| What is being asked |
Take each line containing the word "Goal" and copy it.

++++ Records supplied

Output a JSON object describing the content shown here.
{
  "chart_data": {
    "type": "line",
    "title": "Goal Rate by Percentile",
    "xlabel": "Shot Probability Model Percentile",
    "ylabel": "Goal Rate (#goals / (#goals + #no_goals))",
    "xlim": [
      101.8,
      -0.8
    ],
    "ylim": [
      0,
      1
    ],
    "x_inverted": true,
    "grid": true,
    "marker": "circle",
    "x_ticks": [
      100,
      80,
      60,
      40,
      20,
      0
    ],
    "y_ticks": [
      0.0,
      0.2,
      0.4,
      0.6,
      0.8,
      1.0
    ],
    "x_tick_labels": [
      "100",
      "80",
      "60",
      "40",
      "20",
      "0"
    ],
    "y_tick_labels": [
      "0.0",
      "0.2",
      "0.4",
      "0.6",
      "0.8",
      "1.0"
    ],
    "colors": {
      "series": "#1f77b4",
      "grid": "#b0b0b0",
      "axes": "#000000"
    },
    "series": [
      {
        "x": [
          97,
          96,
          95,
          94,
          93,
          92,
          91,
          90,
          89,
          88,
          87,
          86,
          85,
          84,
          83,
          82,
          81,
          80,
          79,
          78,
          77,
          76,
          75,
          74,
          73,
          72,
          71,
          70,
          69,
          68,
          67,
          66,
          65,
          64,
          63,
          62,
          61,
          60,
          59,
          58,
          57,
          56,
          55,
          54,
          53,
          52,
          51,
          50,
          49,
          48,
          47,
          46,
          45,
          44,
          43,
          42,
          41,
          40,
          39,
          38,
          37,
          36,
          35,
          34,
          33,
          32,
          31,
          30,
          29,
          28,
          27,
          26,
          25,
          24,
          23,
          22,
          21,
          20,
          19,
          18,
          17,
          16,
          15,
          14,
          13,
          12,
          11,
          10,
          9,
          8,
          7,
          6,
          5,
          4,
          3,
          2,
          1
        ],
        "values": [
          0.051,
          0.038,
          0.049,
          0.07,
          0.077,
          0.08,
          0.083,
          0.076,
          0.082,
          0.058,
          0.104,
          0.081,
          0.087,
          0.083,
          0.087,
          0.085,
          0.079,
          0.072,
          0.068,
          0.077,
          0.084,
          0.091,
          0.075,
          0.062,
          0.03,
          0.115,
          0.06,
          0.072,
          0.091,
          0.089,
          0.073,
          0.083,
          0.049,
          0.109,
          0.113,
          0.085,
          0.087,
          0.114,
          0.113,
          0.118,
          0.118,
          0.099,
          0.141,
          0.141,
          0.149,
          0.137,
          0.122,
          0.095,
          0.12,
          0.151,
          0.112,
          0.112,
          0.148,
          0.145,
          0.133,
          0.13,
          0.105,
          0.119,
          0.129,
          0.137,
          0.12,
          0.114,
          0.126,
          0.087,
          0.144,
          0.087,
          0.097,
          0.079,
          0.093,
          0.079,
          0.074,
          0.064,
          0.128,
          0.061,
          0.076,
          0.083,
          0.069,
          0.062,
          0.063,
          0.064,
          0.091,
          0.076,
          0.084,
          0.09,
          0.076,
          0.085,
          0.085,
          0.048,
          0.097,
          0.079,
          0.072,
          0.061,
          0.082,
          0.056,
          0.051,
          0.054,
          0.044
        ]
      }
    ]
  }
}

++++++++

| Answer below |
    "title": "Goal Rate by Percentile",
    "ylabel": "Goal Rate (#goals / (#goals + #no_goals))",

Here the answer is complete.